Source data -
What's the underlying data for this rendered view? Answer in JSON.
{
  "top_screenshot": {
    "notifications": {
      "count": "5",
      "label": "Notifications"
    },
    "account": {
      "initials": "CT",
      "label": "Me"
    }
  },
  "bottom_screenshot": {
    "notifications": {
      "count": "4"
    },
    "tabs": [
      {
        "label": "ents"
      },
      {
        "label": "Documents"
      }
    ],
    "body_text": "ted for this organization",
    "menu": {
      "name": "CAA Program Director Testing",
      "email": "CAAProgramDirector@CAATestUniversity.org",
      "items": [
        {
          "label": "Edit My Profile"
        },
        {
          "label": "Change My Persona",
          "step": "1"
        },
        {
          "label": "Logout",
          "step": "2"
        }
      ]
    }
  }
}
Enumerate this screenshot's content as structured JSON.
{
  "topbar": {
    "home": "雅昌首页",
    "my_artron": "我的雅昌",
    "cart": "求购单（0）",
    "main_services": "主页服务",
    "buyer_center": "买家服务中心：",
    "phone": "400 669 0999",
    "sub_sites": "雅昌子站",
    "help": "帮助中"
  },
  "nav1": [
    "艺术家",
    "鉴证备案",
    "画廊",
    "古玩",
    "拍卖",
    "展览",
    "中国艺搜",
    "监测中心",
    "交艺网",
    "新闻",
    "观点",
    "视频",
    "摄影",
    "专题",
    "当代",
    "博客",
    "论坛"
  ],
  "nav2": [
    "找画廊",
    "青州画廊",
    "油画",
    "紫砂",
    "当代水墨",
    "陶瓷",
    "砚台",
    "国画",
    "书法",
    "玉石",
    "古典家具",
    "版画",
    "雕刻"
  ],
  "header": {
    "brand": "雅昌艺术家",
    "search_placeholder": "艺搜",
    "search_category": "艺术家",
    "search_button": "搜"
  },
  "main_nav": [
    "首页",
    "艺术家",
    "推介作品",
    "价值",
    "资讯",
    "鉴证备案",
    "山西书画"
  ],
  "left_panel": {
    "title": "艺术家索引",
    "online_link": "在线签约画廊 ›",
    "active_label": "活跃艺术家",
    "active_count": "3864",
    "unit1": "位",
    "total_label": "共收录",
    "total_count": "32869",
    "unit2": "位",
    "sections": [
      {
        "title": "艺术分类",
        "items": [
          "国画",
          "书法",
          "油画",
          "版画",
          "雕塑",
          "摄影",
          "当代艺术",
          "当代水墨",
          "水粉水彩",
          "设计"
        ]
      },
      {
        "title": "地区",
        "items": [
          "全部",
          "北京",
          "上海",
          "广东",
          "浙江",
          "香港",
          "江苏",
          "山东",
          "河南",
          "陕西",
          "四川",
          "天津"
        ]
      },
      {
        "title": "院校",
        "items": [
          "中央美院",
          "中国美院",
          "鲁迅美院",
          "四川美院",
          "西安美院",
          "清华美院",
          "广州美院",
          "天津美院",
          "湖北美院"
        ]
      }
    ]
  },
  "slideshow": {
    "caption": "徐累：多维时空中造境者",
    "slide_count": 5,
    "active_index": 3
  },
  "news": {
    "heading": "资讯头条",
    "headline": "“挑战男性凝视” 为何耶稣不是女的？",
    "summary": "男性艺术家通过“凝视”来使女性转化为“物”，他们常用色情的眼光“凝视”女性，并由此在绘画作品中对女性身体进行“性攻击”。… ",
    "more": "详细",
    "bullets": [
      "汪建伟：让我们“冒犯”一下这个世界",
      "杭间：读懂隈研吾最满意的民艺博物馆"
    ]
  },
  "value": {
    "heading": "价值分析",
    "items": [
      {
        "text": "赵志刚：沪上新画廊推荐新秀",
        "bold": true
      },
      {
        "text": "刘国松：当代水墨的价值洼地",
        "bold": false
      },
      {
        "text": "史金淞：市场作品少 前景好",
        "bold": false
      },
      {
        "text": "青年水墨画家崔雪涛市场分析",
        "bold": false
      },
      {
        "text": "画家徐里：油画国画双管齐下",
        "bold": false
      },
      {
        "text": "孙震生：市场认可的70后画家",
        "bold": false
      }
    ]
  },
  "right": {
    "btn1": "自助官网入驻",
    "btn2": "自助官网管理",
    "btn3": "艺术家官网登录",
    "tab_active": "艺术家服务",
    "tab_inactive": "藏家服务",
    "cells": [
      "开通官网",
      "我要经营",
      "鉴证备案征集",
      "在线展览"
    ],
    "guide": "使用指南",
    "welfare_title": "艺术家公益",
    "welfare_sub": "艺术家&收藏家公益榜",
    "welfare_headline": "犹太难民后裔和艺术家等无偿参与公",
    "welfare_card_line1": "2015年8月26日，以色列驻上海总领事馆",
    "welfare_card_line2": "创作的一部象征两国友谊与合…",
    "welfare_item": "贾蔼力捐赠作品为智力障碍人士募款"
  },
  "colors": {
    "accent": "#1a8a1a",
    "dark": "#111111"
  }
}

Stated problem -
Copy each line of the data above without altering a single character.

Solution to this task -
What's the underlying data for this rendered view? Answer in JSON.
{
  "top_screenshot": {
    "notifications": {
      "count": "5",
      "label": "Notifications"
    },
    "account": {
      "initials": "CT",
      "label": "Me"
    }
  },
  "bottom_screenshot": {
    "notifications": {
      "count": "4"
    },
    "tabs": [
      {
        "label": "ents"
      },
      {
        "label": "Documents"
      }
    ],
    "body_text": "ted for this organization",
    "menu": {
      "name": "CAA Program Director Testing",
      "email": "CAAProgramDirector@CAATestUniversity.org",
      "items": [
        {
          "label": "Edit My Profile"
        },
        {
          "label": "Change My Persona",
          "step": "1"
        },
        {
          "label": "Logout",
          "step": "2"
        }
      ]
    }
  }
}
Enumerate this screenshot's content as structured JSON.
{
  "topbar": {
    "home": "雅昌首页",
    "my_artron": "我的雅昌",
    "cart": "求购单（0）",
    "main_services": "主页服务",
    "buyer_center": "买家服务中心：",
    "phone": "400 669 0999",
    "sub_sites": "雅昌子站",
    "help": "帮助中"
  },
  "nav1": [
    "艺术家",
    "鉴证备案",
    "画廊",
    "古玩",
    "拍卖",
    "展览",
    "中国艺搜",
    "监测中心",
    "交艺网",
    "新闻",
    "观点",
    "视频",
    "摄影",
    "专题",
    "当代",
    "博客",
    "论坛"
  ],
  "nav2": [
    "找画廊",
    "青州画廊",
    "油画",
    "紫砂",
    "当代水墨",
    "陶瓷",
    "砚台",
    "国画",
    "书法",
    "玉石",
    "古典家具",
    "版画",
    "雕刻"
  ],
  "header": {
    "brand": "雅昌艺术家",
    "search_placeholder": "艺搜",
    "search_category": "艺术家",
    "search_button": "搜"
  },
  "main_nav": [
    "首页",
    "艺术家",
    "推介作品",
    "价值",
    "资讯",
    "鉴证备案",
    "山西书画"
  ],
  "left_panel": {
    "title": "艺术家索引",
    "online_link": "在线签约画廊 ›",
    "active_label": "活跃艺术家",
    "active_count": "3864",
    "unit1": "位",
    "total_label": "共收录",
    "total_count": "32869",
    "unit2": "位",
    "sections": [
      {
        "title": "艺术分类",
        "items": [
          "国画",
          "书法",
          "油画",
          "版画",
          "雕塑",
          "摄影",
          "当代艺术",
          "当代水墨",
          "水粉水彩",
          "设计"
        ]
      },
      {
        "title": "地区",
        "items": [
          "全部",
          "北京",
          "上海",
          "广东",
          "浙江",
          "香港",
          "江苏",
          "山东",
          "河南",
          "陕西",
          "四川",
          "天津"
        ]
      },
      {
        "title": "院校",
        "items": [
          "中央美院",
          "中国美院",
          "鲁迅美院",
          "四川美院",
          "西安美院",
          "清华美院",
          "广州美院",
          "天津美院",
          "湖北美院"
        ]
      }
    ]
  },
  "slideshow": {
    "caption": "徐累：多维时空中造境者",
    "slide_count": 5,
    "active_index": 3
  },
  "news": {
    "heading": "资讯头条",
    "headline": "“挑战男性凝视” 为何耶稣不是女的？",
    "summary": "男性艺术家通过“凝视”来使女性转化为“物”，他们常用色情的眼光“凝视”女性，并由此在绘画作品中对女性身体进行“性攻击”。… ",
    "more": "详细",
    "bullets": [
      "汪建伟：让我们“冒犯”一下这个世界",
      "杭间：读懂隈研吾最满意的民艺博物馆"
    ]
  },
  "value": {
    "heading": "价值分析",
    "items": [
      {
        "text": "赵志刚：沪上新画廊推荐新秀",
        "bold": true
      },
      {
        "text": "刘国松：当代水墨的价值洼地",
        "bold": false
      },
      {
        "text": "史金淞：市场作品少 前景好",
        "bold": false
      },
      {
        "text": "青年水墨画家崔雪涛市场分析",
        "bold": false
      },
      {
        "text": "画家徐里：油画国画双管齐下",
        "bold": false
      },
      {
        "text": "孙震生：市场认可的70后画家",
        "bold": false
      }
    ]
  },
  "right": {
    "btn1": "自助官网入驻",
    "btn2": "自助官网管理",
    "btn3": "艺术家官网登录",
    "tab_active": "艺术家服务",
    "tab_inactive": "藏家服务",
    "cells": [
      "开通官网",
      "我要经营",
      "鉴证备案征集",
      "在线展览"
    ],
    "guide": "使用指南",
    "welfare_title": "艺术家公益",
    "welfare_sub": "艺术家&收藏家公益榜",
    "welfare_headline": "犹太难民后裔和艺术家等无偿参与公",
    "welfare_card_line1": "2015年8月26日，以色列驻上海总领事馆",
    "welfare_card_line2": "创作的一部象征两国友谊与合…",
    "welfare_item": "贾蔼力捐赠作品为智力障碍人士募款"
  },
  "colors": {
    "accent": "#1a8a1a",
    "dark": "#111111"
  }
}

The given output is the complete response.